Source records
▼
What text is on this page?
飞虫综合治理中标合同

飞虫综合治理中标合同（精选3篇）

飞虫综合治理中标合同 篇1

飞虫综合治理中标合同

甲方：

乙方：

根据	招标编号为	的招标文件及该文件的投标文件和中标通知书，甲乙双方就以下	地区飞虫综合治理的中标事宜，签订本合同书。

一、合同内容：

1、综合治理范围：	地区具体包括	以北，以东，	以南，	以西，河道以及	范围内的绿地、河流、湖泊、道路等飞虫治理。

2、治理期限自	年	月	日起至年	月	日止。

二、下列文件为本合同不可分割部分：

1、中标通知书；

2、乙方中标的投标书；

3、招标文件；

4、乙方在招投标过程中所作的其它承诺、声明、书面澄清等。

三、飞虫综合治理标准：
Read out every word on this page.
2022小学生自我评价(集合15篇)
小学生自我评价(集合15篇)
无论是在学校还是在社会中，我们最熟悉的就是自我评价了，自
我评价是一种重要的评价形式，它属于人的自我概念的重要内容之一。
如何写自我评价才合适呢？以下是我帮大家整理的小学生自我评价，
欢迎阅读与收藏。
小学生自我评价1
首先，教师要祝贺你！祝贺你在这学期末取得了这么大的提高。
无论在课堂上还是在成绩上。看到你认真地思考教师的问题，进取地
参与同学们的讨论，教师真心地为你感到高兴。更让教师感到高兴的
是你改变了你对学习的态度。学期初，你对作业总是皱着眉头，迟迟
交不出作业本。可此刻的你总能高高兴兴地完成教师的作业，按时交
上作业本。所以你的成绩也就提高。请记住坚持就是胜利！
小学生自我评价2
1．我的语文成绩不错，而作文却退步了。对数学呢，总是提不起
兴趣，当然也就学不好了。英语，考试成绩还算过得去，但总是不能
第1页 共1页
▲
What to work on
Output the listing above exactly as it appears.

Completed exercise
What text is on this page?
飞虫综合治理中标合同

飞虫综合治理中标合同（精选3篇）

飞虫综合治理中标合同 篇1

飞虫综合治理中标合同

甲方：

乙方：

根据	招标编号为	的招标文件及该文件的投标文件和中标通知书，甲乙双方就以下	地区飞虫综合治理的中标事宜，签订本合同书。

一、合同内容：

1、综合治理范围：	地区具体包括	以北，以东，	以南，	以西，河道以及	范围内的绿地、河流、湖泊、道路等飞虫治理。

2、治理期限自	年	月	日起至年	月	日止。

二、下列文件为本合同不可分割部分：

1、中标通知书；

2、乙方中标的投标书；

3、招标文件；

4、乙方在招投标过程中所作的其它承诺、声明、书面澄清等。

三、飞虫综合治理标准：
Read out every word on this page.
2022小学生自我评价(集合15篇)
小学生自我评价(集合15篇)
无论是在学校还是在社会中，我们最熟悉的就是自我评价了，自
我评价是一种重要的评价形式，它属于人的自我概念的重要内容之一。
如何写自我评价才合适呢？以下是我帮大家整理的小学生自我评价，
欢迎阅读与收藏。
小学生自我评价1
首先，教师要祝贺你！祝贺你在这学期末取得了这么大的提高。
无论在课堂上还是在成绩上。看到你认真地思考教师的问题，进取地
参与同学们的讨论，教师真心地为你感到高兴。更让教师感到高兴的
是你改变了你对学习的态度。学期初，你对作业总是皱着眉头，迟迟
交不出作业本。可此刻的你总能高高兴兴地完成教师的作业，按时交
上作业本。所以你的成绩也就提高。请记住坚持就是胜利！
小学生自我评价2
1．我的语文成绩不错，而作文却退步了。对数学呢，总是提不起
兴趣，当然也就学不好了。英语，考试成绩还算过得去，但总是不能
第1页 共1页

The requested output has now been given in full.